◆ **Task description**: Write out the entries below once more, exactly.

╭─ Records provided

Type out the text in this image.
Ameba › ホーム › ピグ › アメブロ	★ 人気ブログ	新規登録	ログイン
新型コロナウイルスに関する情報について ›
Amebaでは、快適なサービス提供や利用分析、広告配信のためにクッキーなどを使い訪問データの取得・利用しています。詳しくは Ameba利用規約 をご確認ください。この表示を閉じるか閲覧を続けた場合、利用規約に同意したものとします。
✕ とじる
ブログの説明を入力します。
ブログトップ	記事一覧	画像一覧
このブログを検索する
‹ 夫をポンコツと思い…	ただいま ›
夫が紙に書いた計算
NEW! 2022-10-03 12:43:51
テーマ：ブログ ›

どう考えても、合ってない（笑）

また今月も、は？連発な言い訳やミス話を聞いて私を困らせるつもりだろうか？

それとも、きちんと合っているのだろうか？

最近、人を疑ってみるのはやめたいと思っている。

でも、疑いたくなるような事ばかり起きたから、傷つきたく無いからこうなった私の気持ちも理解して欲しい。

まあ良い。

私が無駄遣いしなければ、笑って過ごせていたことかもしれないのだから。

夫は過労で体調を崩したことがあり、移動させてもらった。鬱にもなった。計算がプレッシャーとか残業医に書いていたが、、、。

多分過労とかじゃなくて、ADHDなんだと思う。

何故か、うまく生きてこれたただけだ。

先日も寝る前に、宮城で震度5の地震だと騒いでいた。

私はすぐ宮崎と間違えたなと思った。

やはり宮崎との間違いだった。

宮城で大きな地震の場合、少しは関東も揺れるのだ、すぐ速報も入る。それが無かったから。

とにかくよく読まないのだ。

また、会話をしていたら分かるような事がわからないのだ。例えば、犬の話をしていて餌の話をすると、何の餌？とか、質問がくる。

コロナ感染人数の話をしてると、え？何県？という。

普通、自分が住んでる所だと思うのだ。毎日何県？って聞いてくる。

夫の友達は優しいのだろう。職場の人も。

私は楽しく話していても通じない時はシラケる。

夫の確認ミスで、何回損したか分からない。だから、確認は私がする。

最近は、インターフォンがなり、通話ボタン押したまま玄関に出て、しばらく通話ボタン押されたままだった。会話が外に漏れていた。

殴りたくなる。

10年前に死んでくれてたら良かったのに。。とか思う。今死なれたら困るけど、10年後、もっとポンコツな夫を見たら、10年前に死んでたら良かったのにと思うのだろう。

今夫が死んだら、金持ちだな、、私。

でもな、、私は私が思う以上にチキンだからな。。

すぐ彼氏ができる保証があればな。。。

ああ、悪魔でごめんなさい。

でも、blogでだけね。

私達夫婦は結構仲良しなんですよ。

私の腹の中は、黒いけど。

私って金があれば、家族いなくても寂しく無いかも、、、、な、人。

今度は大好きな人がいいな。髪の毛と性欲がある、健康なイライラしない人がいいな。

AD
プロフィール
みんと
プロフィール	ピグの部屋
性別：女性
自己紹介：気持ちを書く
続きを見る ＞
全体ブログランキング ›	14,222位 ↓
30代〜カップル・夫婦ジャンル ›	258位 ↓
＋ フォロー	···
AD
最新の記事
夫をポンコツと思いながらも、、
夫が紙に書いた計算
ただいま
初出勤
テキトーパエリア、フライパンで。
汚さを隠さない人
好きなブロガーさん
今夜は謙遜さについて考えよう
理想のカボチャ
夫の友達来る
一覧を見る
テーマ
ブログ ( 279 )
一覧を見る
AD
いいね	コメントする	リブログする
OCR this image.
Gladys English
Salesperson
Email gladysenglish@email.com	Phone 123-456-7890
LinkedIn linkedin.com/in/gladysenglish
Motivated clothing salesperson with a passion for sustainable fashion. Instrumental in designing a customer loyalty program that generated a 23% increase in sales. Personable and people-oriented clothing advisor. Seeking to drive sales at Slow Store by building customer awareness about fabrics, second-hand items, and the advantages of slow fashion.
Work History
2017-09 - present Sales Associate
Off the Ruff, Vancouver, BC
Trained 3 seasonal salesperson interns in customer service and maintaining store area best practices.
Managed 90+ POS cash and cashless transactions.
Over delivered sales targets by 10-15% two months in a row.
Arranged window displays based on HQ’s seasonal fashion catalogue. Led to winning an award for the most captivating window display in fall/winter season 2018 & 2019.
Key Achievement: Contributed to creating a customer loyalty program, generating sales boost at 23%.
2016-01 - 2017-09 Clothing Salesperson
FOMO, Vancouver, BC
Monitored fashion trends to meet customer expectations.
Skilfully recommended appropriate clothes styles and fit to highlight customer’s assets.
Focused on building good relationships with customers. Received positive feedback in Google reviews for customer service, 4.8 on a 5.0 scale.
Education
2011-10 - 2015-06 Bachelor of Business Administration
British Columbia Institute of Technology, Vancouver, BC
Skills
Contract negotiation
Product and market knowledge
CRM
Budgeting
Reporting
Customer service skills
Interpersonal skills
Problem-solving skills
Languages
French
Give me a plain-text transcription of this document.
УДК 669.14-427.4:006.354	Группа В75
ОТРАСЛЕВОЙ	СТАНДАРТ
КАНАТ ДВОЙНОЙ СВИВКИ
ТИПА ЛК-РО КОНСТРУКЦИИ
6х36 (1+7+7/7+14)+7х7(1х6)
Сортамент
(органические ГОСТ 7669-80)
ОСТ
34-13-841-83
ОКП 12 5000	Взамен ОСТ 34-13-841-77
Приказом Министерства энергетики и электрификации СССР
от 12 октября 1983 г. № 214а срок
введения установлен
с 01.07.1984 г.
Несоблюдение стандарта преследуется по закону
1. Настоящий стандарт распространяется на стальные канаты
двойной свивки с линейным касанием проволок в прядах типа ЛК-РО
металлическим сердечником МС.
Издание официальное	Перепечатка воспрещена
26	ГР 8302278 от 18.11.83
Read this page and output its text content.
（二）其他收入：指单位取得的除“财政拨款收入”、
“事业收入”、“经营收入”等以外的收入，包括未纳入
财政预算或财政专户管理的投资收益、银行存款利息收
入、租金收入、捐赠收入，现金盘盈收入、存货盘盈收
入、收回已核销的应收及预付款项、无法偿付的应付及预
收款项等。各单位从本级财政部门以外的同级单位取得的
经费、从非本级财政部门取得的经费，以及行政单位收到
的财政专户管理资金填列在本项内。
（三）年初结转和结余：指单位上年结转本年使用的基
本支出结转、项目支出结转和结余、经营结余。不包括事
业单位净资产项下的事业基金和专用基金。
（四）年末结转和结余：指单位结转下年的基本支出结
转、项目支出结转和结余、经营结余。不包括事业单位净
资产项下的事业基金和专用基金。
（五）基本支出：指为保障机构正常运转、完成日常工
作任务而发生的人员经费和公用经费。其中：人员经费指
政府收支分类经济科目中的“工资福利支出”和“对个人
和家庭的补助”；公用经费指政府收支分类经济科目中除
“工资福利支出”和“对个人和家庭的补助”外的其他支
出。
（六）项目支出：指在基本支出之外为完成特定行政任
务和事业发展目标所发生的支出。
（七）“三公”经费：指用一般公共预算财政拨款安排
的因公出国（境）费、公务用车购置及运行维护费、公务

╰─

◆ **Response below**:
Type out the text in this image.
Ameba › ホーム › ピグ › アメブロ	★ 人気ブログ	新規登録	ログイン
新型コロナウイルスに関する情報について ›
Amebaでは、快適なサービス提供や利用分析、広告配信のためにクッキーなどを使い訪問データの取得・利用しています。詳しくは Ameba利用規約 をご確認ください。この表示を閉じるか閲覧を続けた場合、利用規約に同意したものとします。
✕ とじる
ブログの説明を入力します。
ブログトップ	記事一覧	画像一覧
このブログを検索する
‹ 夫をポンコツと思い…	ただいま ›
夫が紙に書いた計算
NEW! 2022-10-03 12:43:51
テーマ：ブログ ›

どう考えても、合ってない（笑）

また今月も、は？連発な言い訳やミス話を聞いて私を困らせるつもりだろうか？

それとも、きちんと合っているのだろうか？

最近、人を疑ってみるのはやめたいと思っている。

でも、疑いたくなるような事ばかり起きたから、傷つきたく無いからこうなった私の気持ちも理解して欲しい。

まあ良い。

私が無駄遣いしなければ、笑って過ごせていたことかもしれないのだから。

夫は過労で体調を崩したことがあり、移動させてもらった。鬱にもなった。計算がプレッシャーとか残業医に書いていたが、、、。

多分過労とかじゃなくて、ADHDなんだと思う。

何故か、うまく生きてこれたただけだ。

先日も寝る前に、宮城で震度5の地震だと騒いでいた。

私はすぐ宮崎と間違えたなと思った。

やはり宮崎との間違いだった。

宮城で大きな地震の場合、少しは関東も揺れるのだ、すぐ速報も入る。それが無かったから。

とにかくよく読まないのだ。

また、会話をしていたら分かるような事がわからないのだ。例えば、犬の話をしていて餌の話をすると、何の餌？とか、質問がくる。

コロナ感染人数の話をしてると、え？何県？という。

普通、自分が住んでる所だと思うのだ。毎日何県？って聞いてくる。

夫の友達は優しいのだろう。職場の人も。

私は楽しく話していても通じない時はシラケる。

夫の確認ミスで、何回損したか分からない。だから、確認は私がする。

最近は、インターフォンがなり、通話ボタン押したまま玄関に出て、しばらく通話ボタン押されたままだった。会話が外に漏れていた。

殴りたくなる。

10年前に死んでくれてたら良かったのに。。とか思う。今死なれたら困るけど、10年後、もっとポンコツな夫を見たら、10年前に死んでたら良かったのにと思うのだろう。

今夫が死んだら、金持ちだな、、私。

でもな、、私は私が思う以上にチキンだからな。。

すぐ彼氏ができる保証があればな。。。

ああ、悪魔でごめんなさい。

でも、blogでだけね。

私達夫婦は結構仲良しなんですよ。

私の腹の中は、黒いけど。

私って金があれば、家族いなくても寂しく無いかも、、、、な、人。

今度は大好きな人がいいな。髪の毛と性欲がある、健康なイライラしない人がいいな。

AD
プロフィール
みんと
プロフィール	ピグの部屋
性別：女性
自己紹介：気持ちを書く
続きを見る ＞
全体ブログランキング ›	14,222位 ↓
30代〜カップル・夫婦ジャンル ›	258位 ↓
＋ フォロー	···
AD
最新の記事
夫をポンコツと思いながらも、、
夫が紙に書いた計算
ただいま
初出勤
テキトーパエリア、フライパンで。
汚さを隠さない人
好きなブロガーさん
今夜は謙遜さについて考えよう
理想のカボチャ
夫の友達来る
一覧を見る
テーマ
ブログ ( 279 )
一覧を見る
AD
いいね	コメントする	リブログする
OCR this image.
Gladys English
Salesperson
Email gladysenglish@email.com	Phone 123-456-7890
LinkedIn linkedin.com/in/gladysenglish
Motivated clothing salesperson with a passion for sustainable fashion. Instrumental in designing a customer loyalty program that generated a 23% increase in sales. Personable and people-oriented clothing advisor. Seeking to drive sales at Slow Store by building customer awareness about fabrics, second-hand items, and the advantages of slow fashion.
Work History
2017-09 - present Sales Associate
Off the Ruff, Vancouver, BC
Trained 3 seasonal salesperson interns in customer service and maintaining store area best practices.
Managed 90+ POS cash and cashless transactions.
Over delivered sales targets by 10-15% two months in a row.
Arranged window displays based on HQ’s seasonal fashion catalogue. Led to winning an award for the most captivating window display in fall/winter season 2018 & 2019.
Key Achievement: Contributed to creating a customer loyalty program, generating sales boost at 23%.
2016-01 - 2017-09 Clothing Salesperson
FOMO, Vancouver, BC
Monitored fashion trends to meet customer expectations.
Skilfully recommended appropriate clothes styles and fit to highlight customer’s assets.
Focused on building good relationships with customers. Received positive feedback in Google reviews for customer service, 4.8 on a 5.0 scale.
Education
2011-10 - 2015-06 Bachelor of Business Administration
British Columbia Institute of Technology, Vancouver, BC
Skills
Contract negotiation
Product and market knowledge
CRM
Budgeting
Reporting
Customer service skills
Interpersonal skills
Problem-solving skills
Languages
French
Give me a plain-text transcription of this document.
УДК 669.14-427.4:006.354	Группа В75
ОТРАСЛЕВОЙ	СТАНДАРТ
КАНАТ ДВОЙНОЙ СВИВКИ
ТИПА ЛК-РО КОНСТРУКЦИИ
6х36 (1+7+7/7+14)+7х7(1х6)
Сортамент
(органические ГОСТ 7669-80)
ОСТ
34-13-841-83
ОКП 12 5000	Взамен ОСТ 34-13-841-77
Приказом Министерства энергетики и электрификации СССР
от 12 октября 1983 г. № 214а срок
введения установлен
с 01.07.1984 г.
Несоблюдение стандарта преследуется по закону
1. Настоящий стандарт распространяется на стальные канаты
двойной свивки с линейным касанием проволок в прядах типа ЛК-РО
металлическим сердечником МС.
Издание официальное	Перепечатка воспрещена
26	ГР 8302278 от 18.11.83
Read this page and output its text content.
（二）其他收入：指单位取得的除“财政拨款收入”、
“事业收入”、“经营收入”等以外的收入，包括未纳入
财政预算或财政专户管理的投资收益、银行存款利息收
入、租金收入、捐赠收入，现金盘盈收入、存货盘盈收
入、收回已核销的应收及预付款项、无法偿付的应付及预
收款项等。各单位从本级财政部门以外的同级单位取得的
经费、从非本级财政部门取得的经费，以及行政单位收到
的财政专户管理资金填列在本项内。
（三）年初结转和结余：指单位上年结转本年使用的基
本支出结转、项目支出结转和结余、经营结余。不包括事
业单位净资产项下的事业基金和专用基金。
（四）年末结转和结余：指单位结转下年的基本支出结
转、项目支出结转和结余、经营结余。不包括事业单位净
资产项下的事业基金和专用基金。
（五）基本支出：指为保障机构正常运转、完成日常工
作任务而发生的人员经费和公用经费。其中：人员经费指
政府收支分类经济科目中的“工资福利支出”和“对个人
和家庭的补助”；公用经费指政府收支分类经济科目中除
“工资福利支出”和“对个人和家庭的补助”外的其他支
出。
（六）项目支出：指在基本支出之外为完成特定行政任
务和事业发展目标所发生的支出。
（七）“三公”经费：指用一般公共预算财政拨款安排
的因公出国（境）费、公务用车购置及运行维护费、公务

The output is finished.